:: Exercise requirements ::
Search the records for the string "Jahan". Copy each line where it occurs.

:: Records to use ::

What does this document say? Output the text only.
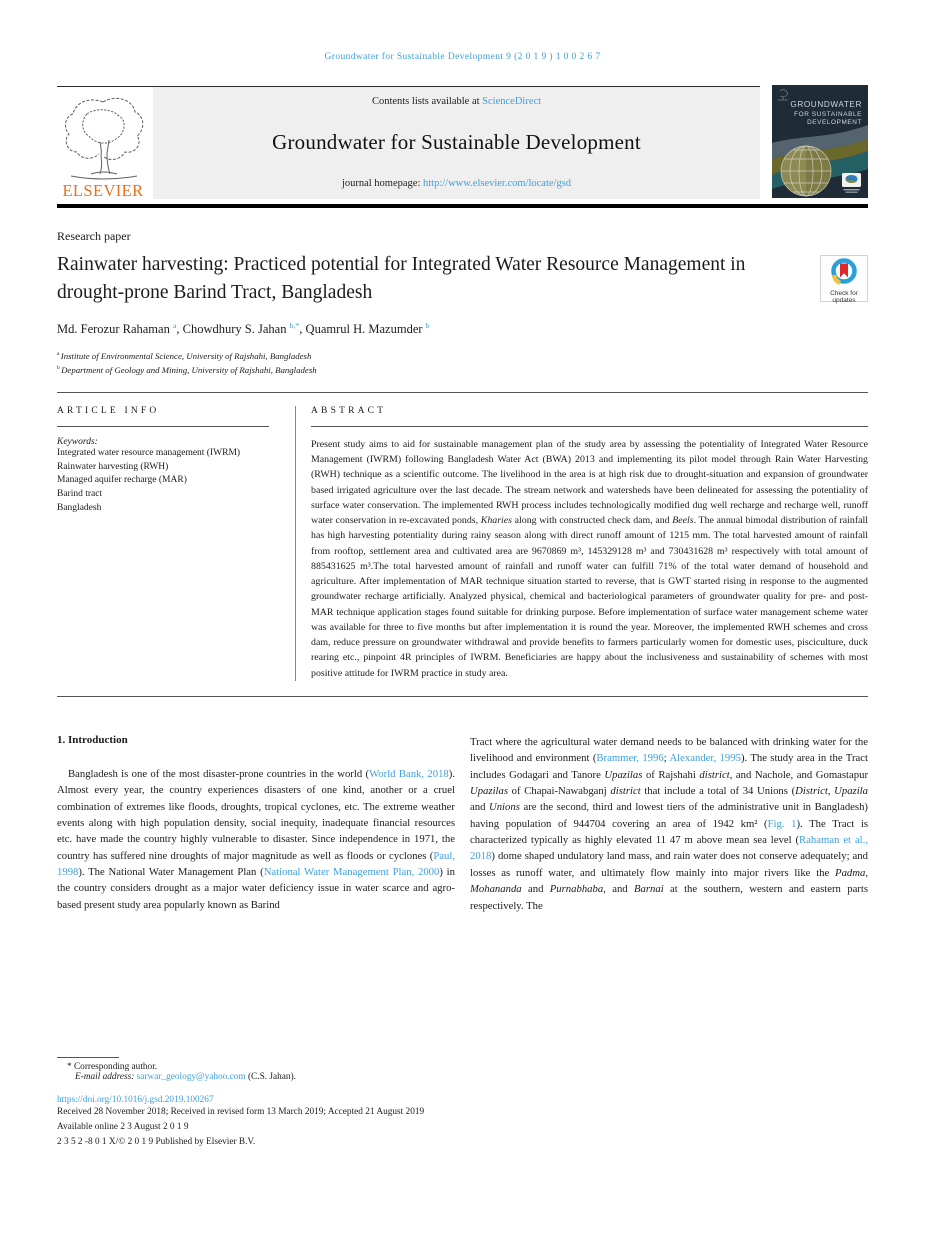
Groundwater for Sustainable Development 9 (2 0 1 9 ) 1 0 0 2 6 7
ELSEVIER
Contents lists available at ScienceDirect
Groundwater for Sustainable Development
journal homepage: http://www.elsevier.com/locate/gsd
GROUNDWATER
FOR SUSTAINABLE
DEVELOPMENT
Research paper
Rainwater harvesting: Practiced potential for Integrated Water Resource Management in drought-prone Barind Tract, Bangladesh	Check for
updates
Md. Ferozur Rahaman $^a$, Chowdhury S. Jahan $^{b,*}$, Quamrul H. Mazumder $^b$
$^a$ Institute of Environmental Science, University of Rajshahi, Bangladesh
$^b$ Department of Geology and Mining, University of Rajshahi, Bangladesh
ARTICLE INFO
Keywords:
Integrated water resource management (IWRM)
Rainwater harvesting (RWH)
Managed aquifer recharge (MAR)
Barind tract
Bangladesh
ABSTRACT

Present study aims to aid for sustainable management plan of the study area by assessing the potentiality of Integrated Water Resource Management (IWRM) following Bangladesh Water Act (BWA) 2013 and implementing its pilot model through Rain Water Harvesting (RWH) technique as a scientific outcome. The livelihood in the area is at high risk due to drought-situation and expansion of groundwater based irrigated agriculture over the last decade. The stream network and watersheds have been delineated for assessing the potentiality of surface water conservation. The implemented RWH process includes technologically modified dug well recharge and recharge well, runoff water conservation in re-excavated ponds, Kharies along with constructed check dam, and Beels. The annual bimodal distribution of rainfall has high harvesting potentiality during rainy season along with direct runoff amount of 1215 mm. The total harvested amount of rainfall from rooftop, settlement area and cultivated area are 9670869 m³, 145329128 m³ and 730431628 m³ respectively with total amount of 885431625 m³.The total harvested amount of rainfall and runoff water can fulfill 71% of the total water demand of household and agriculture. After implementation of MAR technique situation started to reverse, that is GWT started rising in response to the augmented groundwater recharge artificially. Analyzed physical, chemical and bacteriological parameters of groundwater quality for pre- and post- MAR technique application stages found suitable for drinking purpose. Before implementation of surface water management scheme water was available for three to five months but after implementation it is round the year. Moreover, the implemented RWH schemes and cross dam, reduce pressure on groundwater withdrawal and provide benefits to farmers particularly women for domestic uses, pisciculture, duck rearing etc., pinpoint 4R principles of IWRM. Beneficiaries are happy about the inclusiveness and sustainability of schemes with most positive attitude for IWRM practice in study area.

1. Introduction

Bangladesh is one of the most disaster-prone countries in the world (World Bank, 2018). Almost every year, the country experiences disasters of one kind, another or a cruel combination of extremes like floods, droughts, tropical cyclones, etc. The extreme weather events along with high population density, social inequity, inadequate financial resources etc. have made the country highly vulnerable to disaster. Since independence in 1971, the country has suffered nine droughts of major magnitude as well as floods or cyclones (Paul, 1998). The National Water Management Plan (National Water Management Plan, 2000) in the country considers drought as a major water deficiency issue in water scarce and agro-based present study area popularly known as Barind

Tract where the agricultural water demand needs to be balanced with drinking water for the livelihood and environment (Brammer, 1996; Alexander, 1995). The study area in the Tract includes Godagari and Tanore Upazilas of Rajshahi district, and Nachole, and Gomastapur Upazilas of Chapai-Nawabganj district that include a total of 34 Unions (District, Upazila and Unions are the second, third and lowest tiers of the administrative unit in Bangladesh) having population of 944704 covering an area of 1942 km² (Fig. 1). The Tract is characterized typically as highly elevated 11 47 m above mean sea level (Rahaman et al., 2018) dome shaped undulatory land mass, and rain water does not conserve adequately; and losses as runoff water, and ultimately flow mainly into major rivers like the Padma, Mohananda and Purnabhaba, and Barnai at the southern, western and eastern parts respectively. The

* Corresponding author.
E-mail address: sarwar_geology@yahoo.com (C.S. Jahan).
https://doi.org/10.1016/j.gsd.2019.100267
Received 28 November 2018; Received in revised form 13 March 2019; Accepted 21 August 2019
Available online 2 3 August 2 0 1 9
2 3 5 2 -8 0 1 X/© 2 0 1 9 Published by Elsevier B.V.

:: Output of the task ::
Md. Ferozur Rahaman $^a$, Chowdhury S. Jahan $^{b,*}$, Quamrul H. Mazumder $^b$
E-mail address: sarwar_geology@yahoo.com (C.S. Jahan).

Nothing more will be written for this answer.